Excerpted passage
⁂
I was just reading the newest post by Google’s Project Zero. They just released a report on a massive bug that allows remote code execution by exploiting a vulnerability on the 802.11 Broadcom SoC used in most smartphones.

Actually, the bug is not massive (it is, after all, just a simple buffer overflow because boundaries are not well checked when processing a specific type of packet), but its consequences are massive indeed. The vulnerability is specific to the parsing of certain messages in 802.11z TDLS, a mode of P2P ad-hoc communication. The report published by Gal Beniamini is just the first part of the overall project, and it “just” shows up to remote code execution on the Broadcom wifi SoC, but it hints that it can be leveraged to gain remote code execution ability in the application’s processor:

In the next blog post, we’ll see how we can use our assumed control of the Wi-Fi SoC in order to further escalate our privileges into the application processor, taking over the host’s operating system!
⁂
Provided data

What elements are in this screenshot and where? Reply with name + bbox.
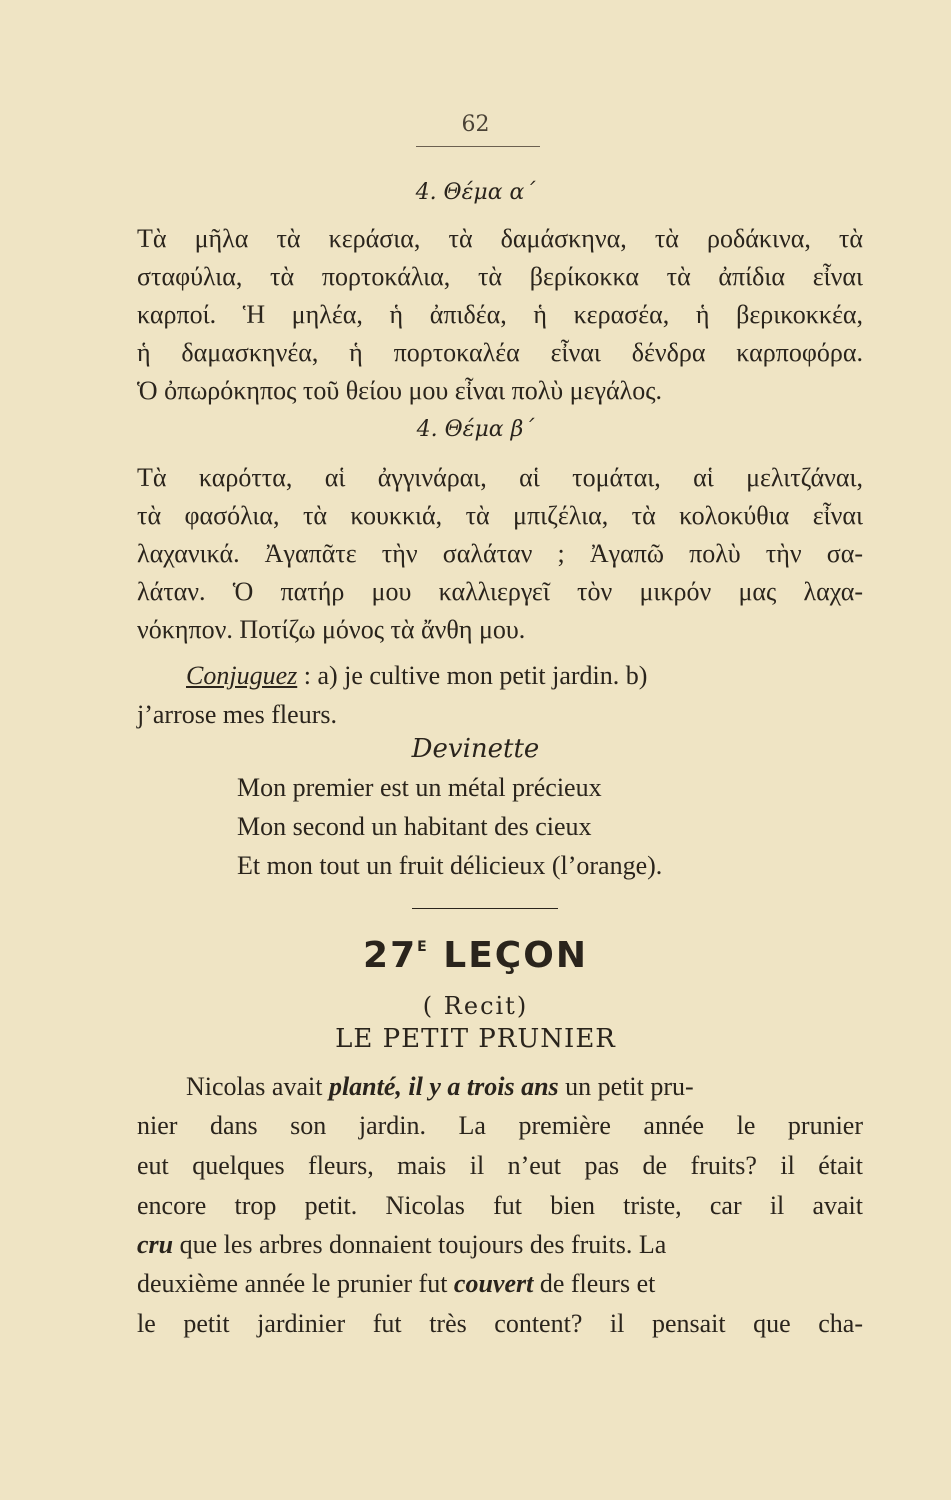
⁂
Work to complete
Reproduce word for word the passage of the Broadcom Wi-Fi vulnerability post that opens with the words "Actually, the bug" and closes with "host’s operating system!".

Response to the task
Actually, the bug is not massive (it is, after all, just a simple buffer overflow because boundaries are not well checked when processing a specific type of packet), but its consequences are massive indeed. The vulnerability is specific to the parsing of certain messages in 802.11z TDLS, a mode of P2P ad-hoc communication. The report published by Gal Beniamini is just the first part of the overall project, and it “just” shows up to remote code execution on the Broadcom wifi SoC, but it hints that it can be leveraged to gain remote code execution ability in the application’s processor:

In the next blog post, we’ll see how we can use our assumed control of the Wi-Fi SoC in order to further escalate our privileges into the application processor, taking over the host’s operating system!